>>>>>

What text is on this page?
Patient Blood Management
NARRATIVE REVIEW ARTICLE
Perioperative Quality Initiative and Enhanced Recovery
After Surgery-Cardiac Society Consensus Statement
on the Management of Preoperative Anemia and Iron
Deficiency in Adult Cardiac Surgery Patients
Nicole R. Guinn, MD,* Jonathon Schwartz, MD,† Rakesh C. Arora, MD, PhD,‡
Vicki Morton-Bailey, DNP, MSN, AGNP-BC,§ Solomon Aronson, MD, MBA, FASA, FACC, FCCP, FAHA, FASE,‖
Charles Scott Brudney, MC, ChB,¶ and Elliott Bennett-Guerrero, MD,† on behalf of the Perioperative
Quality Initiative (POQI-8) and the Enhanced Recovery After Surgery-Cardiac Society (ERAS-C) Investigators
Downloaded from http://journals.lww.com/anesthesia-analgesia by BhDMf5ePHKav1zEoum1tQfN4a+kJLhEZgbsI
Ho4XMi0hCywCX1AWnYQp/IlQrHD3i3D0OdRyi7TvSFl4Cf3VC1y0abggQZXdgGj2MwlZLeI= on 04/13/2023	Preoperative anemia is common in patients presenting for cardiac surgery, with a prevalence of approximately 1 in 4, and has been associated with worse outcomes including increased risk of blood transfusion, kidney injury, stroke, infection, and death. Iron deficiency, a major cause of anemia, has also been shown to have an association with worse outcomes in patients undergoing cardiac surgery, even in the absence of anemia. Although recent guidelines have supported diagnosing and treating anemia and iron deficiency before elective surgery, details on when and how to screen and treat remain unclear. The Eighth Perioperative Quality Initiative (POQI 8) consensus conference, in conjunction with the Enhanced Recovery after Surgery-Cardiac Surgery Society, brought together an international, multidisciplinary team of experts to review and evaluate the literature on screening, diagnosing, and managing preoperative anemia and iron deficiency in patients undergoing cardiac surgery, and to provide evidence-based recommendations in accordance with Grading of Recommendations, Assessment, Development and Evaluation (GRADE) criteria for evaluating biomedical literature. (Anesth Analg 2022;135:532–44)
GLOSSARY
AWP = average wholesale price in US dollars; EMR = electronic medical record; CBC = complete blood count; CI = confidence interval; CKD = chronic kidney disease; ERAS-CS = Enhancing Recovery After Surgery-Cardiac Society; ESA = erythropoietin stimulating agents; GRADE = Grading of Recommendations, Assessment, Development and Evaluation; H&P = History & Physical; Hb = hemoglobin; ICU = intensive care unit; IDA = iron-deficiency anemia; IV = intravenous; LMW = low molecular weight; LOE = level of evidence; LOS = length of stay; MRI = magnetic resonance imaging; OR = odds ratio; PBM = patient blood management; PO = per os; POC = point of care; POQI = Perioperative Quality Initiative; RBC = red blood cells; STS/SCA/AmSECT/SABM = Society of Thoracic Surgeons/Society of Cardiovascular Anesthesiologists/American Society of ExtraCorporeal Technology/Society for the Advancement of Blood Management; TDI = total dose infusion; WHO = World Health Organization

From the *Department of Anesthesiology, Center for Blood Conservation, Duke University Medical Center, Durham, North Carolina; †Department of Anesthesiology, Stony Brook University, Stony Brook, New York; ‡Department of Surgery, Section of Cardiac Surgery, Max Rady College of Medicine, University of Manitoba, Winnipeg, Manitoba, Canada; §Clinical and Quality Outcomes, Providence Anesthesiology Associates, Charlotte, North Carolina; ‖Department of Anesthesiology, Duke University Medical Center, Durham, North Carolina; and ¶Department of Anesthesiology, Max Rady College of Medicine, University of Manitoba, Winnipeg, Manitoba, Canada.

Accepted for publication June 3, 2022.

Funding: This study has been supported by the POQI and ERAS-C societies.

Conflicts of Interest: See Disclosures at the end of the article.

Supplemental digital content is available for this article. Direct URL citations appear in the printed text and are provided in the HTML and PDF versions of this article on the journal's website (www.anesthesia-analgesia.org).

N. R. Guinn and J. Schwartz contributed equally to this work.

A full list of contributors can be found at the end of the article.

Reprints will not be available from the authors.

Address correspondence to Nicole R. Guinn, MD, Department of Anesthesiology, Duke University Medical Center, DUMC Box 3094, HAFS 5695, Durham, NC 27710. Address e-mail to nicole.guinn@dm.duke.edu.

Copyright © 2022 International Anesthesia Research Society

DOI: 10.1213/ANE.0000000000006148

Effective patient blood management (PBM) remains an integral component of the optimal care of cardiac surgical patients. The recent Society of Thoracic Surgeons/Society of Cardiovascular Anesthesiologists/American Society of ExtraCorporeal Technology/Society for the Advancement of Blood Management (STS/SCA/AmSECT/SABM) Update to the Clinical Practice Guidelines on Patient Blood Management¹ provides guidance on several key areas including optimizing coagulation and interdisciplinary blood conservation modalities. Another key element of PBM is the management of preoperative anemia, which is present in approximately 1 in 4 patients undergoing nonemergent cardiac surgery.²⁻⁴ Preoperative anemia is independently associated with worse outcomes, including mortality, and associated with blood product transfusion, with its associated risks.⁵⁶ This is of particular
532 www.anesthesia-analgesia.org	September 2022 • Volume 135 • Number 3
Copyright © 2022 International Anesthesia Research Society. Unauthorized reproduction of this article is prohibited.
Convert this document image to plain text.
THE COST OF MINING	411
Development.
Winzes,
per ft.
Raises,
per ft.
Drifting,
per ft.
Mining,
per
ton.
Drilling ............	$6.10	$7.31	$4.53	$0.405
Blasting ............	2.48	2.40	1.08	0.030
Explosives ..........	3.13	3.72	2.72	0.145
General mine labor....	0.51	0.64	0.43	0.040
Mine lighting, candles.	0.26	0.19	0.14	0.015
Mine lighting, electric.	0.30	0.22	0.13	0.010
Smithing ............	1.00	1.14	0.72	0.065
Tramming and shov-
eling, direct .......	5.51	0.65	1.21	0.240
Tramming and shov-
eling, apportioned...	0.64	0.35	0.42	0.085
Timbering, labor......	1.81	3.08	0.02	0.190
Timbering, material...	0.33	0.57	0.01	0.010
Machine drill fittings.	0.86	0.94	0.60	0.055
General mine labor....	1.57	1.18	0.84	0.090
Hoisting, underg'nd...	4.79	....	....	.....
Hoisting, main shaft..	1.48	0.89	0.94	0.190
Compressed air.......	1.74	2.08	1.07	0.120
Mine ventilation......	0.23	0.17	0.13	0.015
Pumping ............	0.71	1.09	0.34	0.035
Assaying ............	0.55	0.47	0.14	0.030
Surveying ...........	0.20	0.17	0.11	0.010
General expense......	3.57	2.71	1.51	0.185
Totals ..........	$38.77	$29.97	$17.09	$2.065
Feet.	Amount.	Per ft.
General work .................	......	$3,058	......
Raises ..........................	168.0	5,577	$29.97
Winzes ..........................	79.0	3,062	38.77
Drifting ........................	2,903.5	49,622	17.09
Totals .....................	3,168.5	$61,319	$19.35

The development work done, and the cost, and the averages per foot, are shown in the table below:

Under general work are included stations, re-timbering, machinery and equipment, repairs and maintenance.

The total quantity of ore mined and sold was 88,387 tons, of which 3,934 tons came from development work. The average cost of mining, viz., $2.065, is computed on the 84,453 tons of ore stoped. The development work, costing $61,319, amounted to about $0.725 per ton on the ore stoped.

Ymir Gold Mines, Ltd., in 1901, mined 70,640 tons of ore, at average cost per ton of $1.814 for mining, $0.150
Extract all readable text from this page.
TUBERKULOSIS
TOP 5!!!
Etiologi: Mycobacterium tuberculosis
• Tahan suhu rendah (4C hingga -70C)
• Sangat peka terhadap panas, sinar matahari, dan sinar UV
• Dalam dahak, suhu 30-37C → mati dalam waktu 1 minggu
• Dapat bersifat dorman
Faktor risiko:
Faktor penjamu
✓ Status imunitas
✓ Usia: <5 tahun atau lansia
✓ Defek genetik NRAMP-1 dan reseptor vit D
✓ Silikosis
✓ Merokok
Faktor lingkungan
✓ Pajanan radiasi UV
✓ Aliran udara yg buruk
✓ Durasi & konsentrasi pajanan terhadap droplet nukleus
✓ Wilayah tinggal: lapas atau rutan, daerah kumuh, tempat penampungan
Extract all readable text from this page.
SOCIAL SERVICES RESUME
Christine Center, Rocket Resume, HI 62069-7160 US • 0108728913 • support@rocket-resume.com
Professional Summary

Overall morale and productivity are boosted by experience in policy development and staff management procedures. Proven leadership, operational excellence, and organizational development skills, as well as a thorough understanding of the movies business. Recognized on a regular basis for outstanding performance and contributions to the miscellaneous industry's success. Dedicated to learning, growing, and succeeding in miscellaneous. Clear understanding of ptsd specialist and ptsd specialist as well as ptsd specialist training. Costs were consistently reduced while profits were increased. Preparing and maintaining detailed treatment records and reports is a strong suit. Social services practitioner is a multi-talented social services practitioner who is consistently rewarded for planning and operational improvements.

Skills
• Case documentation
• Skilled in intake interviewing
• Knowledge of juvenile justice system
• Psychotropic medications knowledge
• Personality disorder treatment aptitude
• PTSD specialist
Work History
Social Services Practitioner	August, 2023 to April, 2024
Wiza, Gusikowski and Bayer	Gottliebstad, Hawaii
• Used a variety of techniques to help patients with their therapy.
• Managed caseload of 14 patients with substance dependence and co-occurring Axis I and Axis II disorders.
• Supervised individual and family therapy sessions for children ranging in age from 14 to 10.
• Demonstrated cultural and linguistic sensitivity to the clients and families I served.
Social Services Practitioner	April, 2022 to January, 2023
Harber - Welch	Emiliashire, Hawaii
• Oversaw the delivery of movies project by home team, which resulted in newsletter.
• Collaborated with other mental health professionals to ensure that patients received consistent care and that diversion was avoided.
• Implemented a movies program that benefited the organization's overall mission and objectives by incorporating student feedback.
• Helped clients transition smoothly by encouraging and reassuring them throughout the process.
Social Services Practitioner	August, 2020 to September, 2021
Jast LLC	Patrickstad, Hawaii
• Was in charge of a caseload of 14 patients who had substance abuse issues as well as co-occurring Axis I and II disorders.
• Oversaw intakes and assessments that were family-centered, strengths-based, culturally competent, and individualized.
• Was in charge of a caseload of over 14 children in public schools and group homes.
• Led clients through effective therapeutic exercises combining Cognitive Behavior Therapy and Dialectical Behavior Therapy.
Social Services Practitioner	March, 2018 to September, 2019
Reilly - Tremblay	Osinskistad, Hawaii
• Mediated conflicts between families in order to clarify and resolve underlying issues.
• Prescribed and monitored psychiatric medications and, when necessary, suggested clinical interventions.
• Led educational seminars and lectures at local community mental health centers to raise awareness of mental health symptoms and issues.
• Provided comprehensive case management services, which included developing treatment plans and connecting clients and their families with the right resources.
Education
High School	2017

<<<<<

▸ **Problem details**:
Report every line above that has the string "children" in it.

▸ **Answer area**:
• Supervised individual and family therapy sessions for children ranging in age from 14 to 10.
• Was in charge of a caseload of over 14 children in public schools and group homes.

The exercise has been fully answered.